┌──
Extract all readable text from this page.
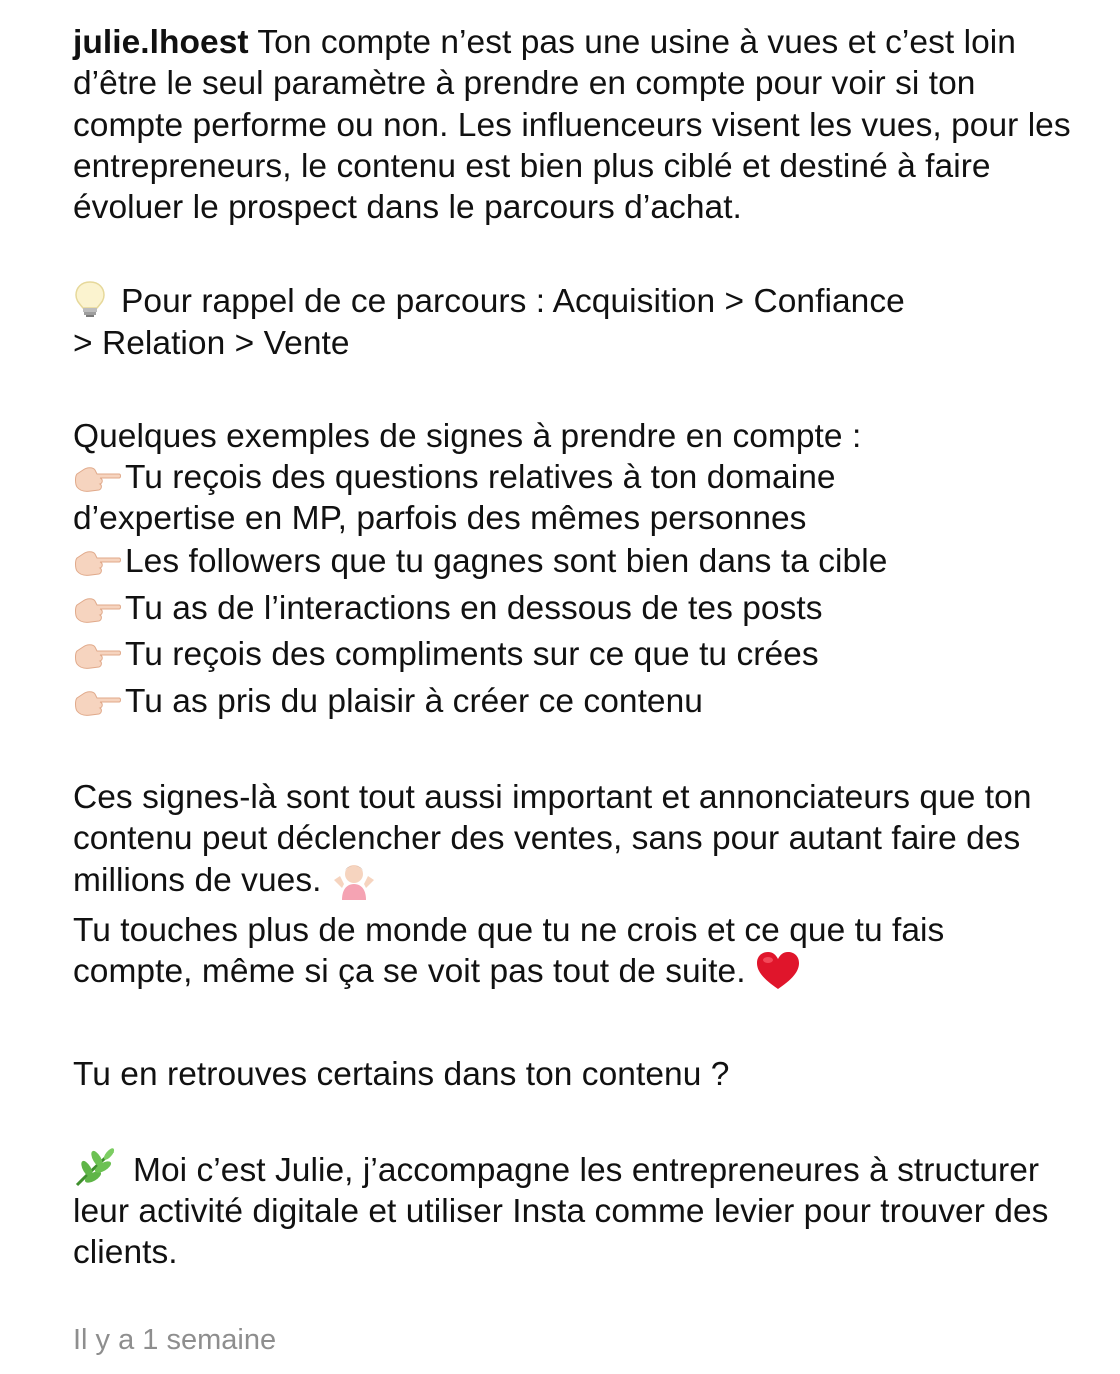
julie.lhoest Ton compte n’est pas une usine à vues et c’est loin d’être le seul paramètre à prendre en compte pour voir si ton compte performe ou non. Les influenceurs visent les vues, pour les entrepreneurs, le contenu est bien plus ciblé et destiné à faire évoluer le prospect dans le parcours d’achat.

Pour rappel de ce parcours : Acquisition > Confiance
> Relation > Vente

Quelques exemples de signes à prendre en compte :
Tu reçois des questions relatives à ton domaine
d’expertise en MP, parfois des mêmes personnes
Les followers que tu gagnes sont bien dans ta cible
Tu as de l’interactions en dessous de tes posts
Tu reçois des compliments sur ce que tu crées
Tu as pris du plaisir à créer ce contenu

Ces signes-là sont tout aussi important et annonciateurs que ton contenu peut déclencher des ventes, sans pour autant faire des millions de vues.
Tu touches plus de monde que tu ne crois et ce que tu fais compte, même si ça se voit pas tout de suite.

Tu en retrouves certains dans ton contenu ?

Moi c’est Julie, j’accompagne les entrepreneures à structurer leur activité digitale et utiliser Insta comme levier pour trouver des clients.

Il y a 1 semaine
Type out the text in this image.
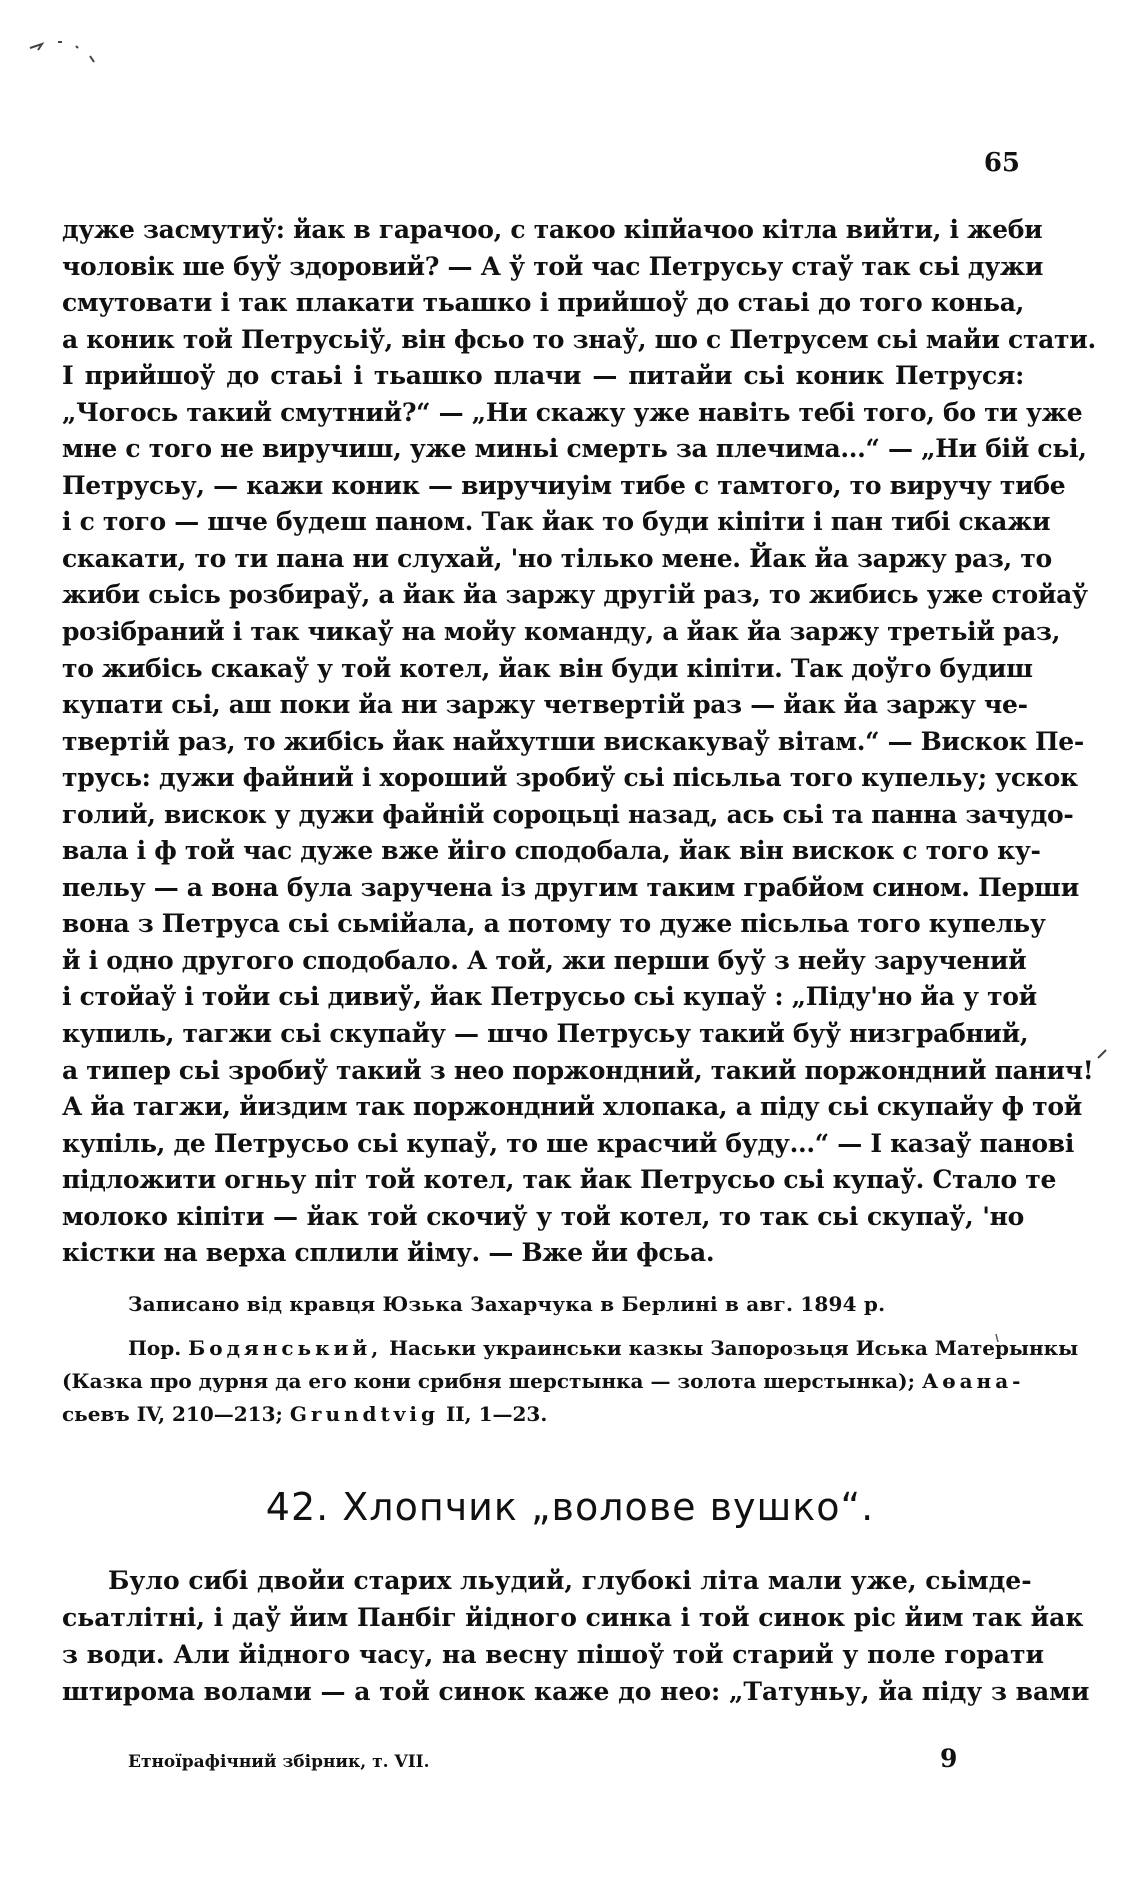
65
дуже засмутиў: йак в гарачоо, с такоо кіпйачоо кітла вийти, і жеби
чоловік ше буў здоровий? — А ў той час Петрусьу стаў так сьі дужи
смутовати і так плакати тьашко і прийшоў до стаьі до того коньа,
а коник той Петрусьіў, він фсьо то знаў, шо с Петрусем сьі майи стати.
І прийшоў до стаьі і тьашко плачи — питайи сьі коник Петруся:
„Чогось такий смутний?“ — „Ни скажу уже навіть тебі того, бо ти уже
мне с того не виручиш, уже миньі смерть за плечима...“ — „Ни бій сьі,
Петрусьу, — кажи коник — виручиуім тибе с тамтого, то виручу тибе
і с того — шче будеш паном. Так йак то буди кіпіти і пан тибі скажи
скакати, то ти пана ни слухай, 'но тілько мене. Йак йа заржу раз, то
жиби сьісь розбираў, а йак йа заржу другій раз, то жибись уже стойаў
розібраний і так чикаў на мойу команду, а йак йа заржу третьій раз,
то жибісь скакаў у той котел, йак він буди кіпіти. Так доўго будиш
купати сьі, аш поки йа ни заржу четвертій раз — йак йа заржу че-
твертій раз, то жибісь йак найхутши вискакуваў вітам.“ — Вискок Пе-
трусь: дужи файний і хороший зробиў сьі пісьльа того купельу; ускок
голий, вискок у дужи файній сороцьці назад, ась сьі та панна зачудо-
вала і ф той час дуже вже йіго сподобала, йак він вискок с того ку-
пельу — а вона була заручена із другим таким грабйом сином. Перши
вона з Петруса сьі сьмійала, а потому то дуже пісьльа того купельу
й і одно другого сподобало. А той, жи перши буў з нейу заручений
і стойаў і тойи сьі дивиў, йак Петрусьо сьі купаў : „Піду'но йа у той
купиль, тагжи сьі скупайу — шчо Петрусьу такий буў низграбний,
а типер сьі зробиў такий з нео поржондний, такий поржондний панич!
А йа тагжи, йиздим так поржондний хлопака, а піду сьі скупайу ф той
купіль, де Петрусьо сьі купаў, то ше красчий буду...“ — І казаў панові
підложити огньу піт той котел, так йак Петрусьо сьі купаў. Стало те
молоко кіпіти — йак той скочиў у той котел, то так сьі скупаў, 'но
кістки на верха сплили йіму. — Вже йи фсьа.
Записано від кравця Юзька Захарчука в Берлині в авг. 1894 р.
Пор. Бодянський, Наськи украинськи казкы Запорозьця Иська Матерынкы
(Казка про дурня да его кони срибня шерстынка — золота шерстынка); Аөана-
сьевъ IV, 210—213; Grundtvig II, 1—23.
42. Хлопчик „волове вушко“.
Було сибі двойи старих льудий, глубокі літа мали уже, сьімде-
сьатлітні, і даў йим Панбіг йідного синка і той синок ріс йим так йак
з води. Али йідного часу, на весну пішоў той старий у поле горати
штирома волами — а той синок каже до нео: „Татуньу, йа піду з вами
Етноїрафічний збірник, т. VII.	9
└──
What to produce: An exact transcription of all the entries is required, without the pictures.

Task solution:
Extract all readable text from this page.
julie.lhoest Ton compte n’est pas une usine à vues et c’est loin d’être le seul paramètre à prendre en compte pour voir si ton compte performe ou non. Les influenceurs visent les vues, pour les entrepreneurs, le contenu est bien plus ciblé et destiné à faire évoluer le prospect dans le parcours d’achat.

Pour rappel de ce parcours : Acquisition > Confiance
> Relation > Vente

Quelques exemples de signes à prendre en compte :
Tu reçois des questions relatives à ton domaine
d’expertise en MP, parfois des mêmes personnes
Les followers que tu gagnes sont bien dans ta cible
Tu as de l’interactions en dessous de tes posts
Tu reçois des compliments sur ce que tu crées
Tu as pris du plaisir à créer ce contenu

Ces signes-là sont tout aussi important et annonciateurs que ton contenu peut déclencher des ventes, sans pour autant faire des millions de vues.
Tu touches plus de monde que tu ne crois et ce que tu fais compte, même si ça se voit pas tout de suite.

Tu en retrouves certains dans ton contenu ?

Moi c’est Julie, j’accompagne les entrepreneures à structurer leur activité digitale et utiliser Insta comme levier pour trouver des clients.

Il y a 1 semaine
Type out the text in this image.
65
дуже засмутиў: йак в гарачоо, с такоо кіпйачоо кітла вийти, і жеби
чоловік ше буў здоровий? — А ў той час Петрусьу стаў так сьі дужи
смутовати і так плакати тьашко і прийшоў до стаьі до того коньа,
а коник той Петрусьіў, він фсьо то знаў, шо с Петрусем сьі майи стати.
І прийшоў до стаьі і тьашко плачи — питайи сьі коник Петруся:
„Чогось такий смутний?“ — „Ни скажу уже навіть тебі того, бо ти уже
мне с того не виручиш, уже миньі смерть за плечима...“ — „Ни бій сьі,
Петрусьу, — кажи коник — виручиуім тибе с тамтого, то виручу тибе
і с того — шче будеш паном. Так йак то буди кіпіти і пан тибі скажи
скакати, то ти пана ни слухай, 'но тілько мене. Йак йа заржу раз, то
жиби сьісь розбираў, а йак йа заржу другій раз, то жибись уже стойаў
розібраний і так чикаў на мойу команду, а йак йа заржу третьій раз,
то жибісь скакаў у той котел, йак він буди кіпіти. Так доўго будиш
купати сьі, аш поки йа ни заржу четвертій раз — йак йа заржу че-
твертій раз, то жибісь йак найхутши вискакуваў вітам.“ — Вискок Пе-
трусь: дужи файний і хороший зробиў сьі пісьльа того купельу; ускок
голий, вискок у дужи файній сороцьці назад, ась сьі та панна зачудо-
вала і ф той час дуже вже йіго сподобала, йак він вискок с того ку-
пельу — а вона була заручена із другим таким грабйом сином. Перши
вона з Петруса сьі сьмійала, а потому то дуже пісьльа того купельу
й і одно другого сподобало. А той, жи перши буў з нейу заручений
і стойаў і тойи сьі дивиў, йак Петрусьо сьі купаў : „Піду'но йа у той
купиль, тагжи сьі скупайу — шчо Петрусьу такий буў низграбний,
а типер сьі зробиў такий з нео поржондний, такий поржондний панич!
А йа тагжи, йиздим так поржондний хлопака, а піду сьі скупайу ф той
купіль, де Петрусьо сьі купаў, то ше красчий буду...“ — І казаў панові
підложити огньу піт той котел, так йак Петрусьо сьі купаў. Стало те
молоко кіпіти — йак той скочиў у той котел, то так сьі скупаў, 'но
кістки на верха сплили йіму. — Вже йи фсьа.
Записано від кравця Юзька Захарчука в Берлині в авг. 1894 р.
Пор. Бодянський, Наськи украинськи казкы Запорозьця Иська Матерынкы
(Казка про дурня да его кони срибня шерстынка — золота шерстынка); Аөана-
сьевъ IV, 210—213; Grundtvig II, 1—23.
42. Хлопчик „волове вушко“.
Було сибі двойи старих льудий, глубокі літа мали уже, сьімде-
сьатлітні, і даў йим Панбіг йідного синка і той синок ріс йим так йак
з води. Али йідного часу, на весну пішоў той старий у поле горати
штирома волами — а той синок каже до нео: „Татуньу, йа піду з вами
Етноїрафічний збірник, т. VII.	9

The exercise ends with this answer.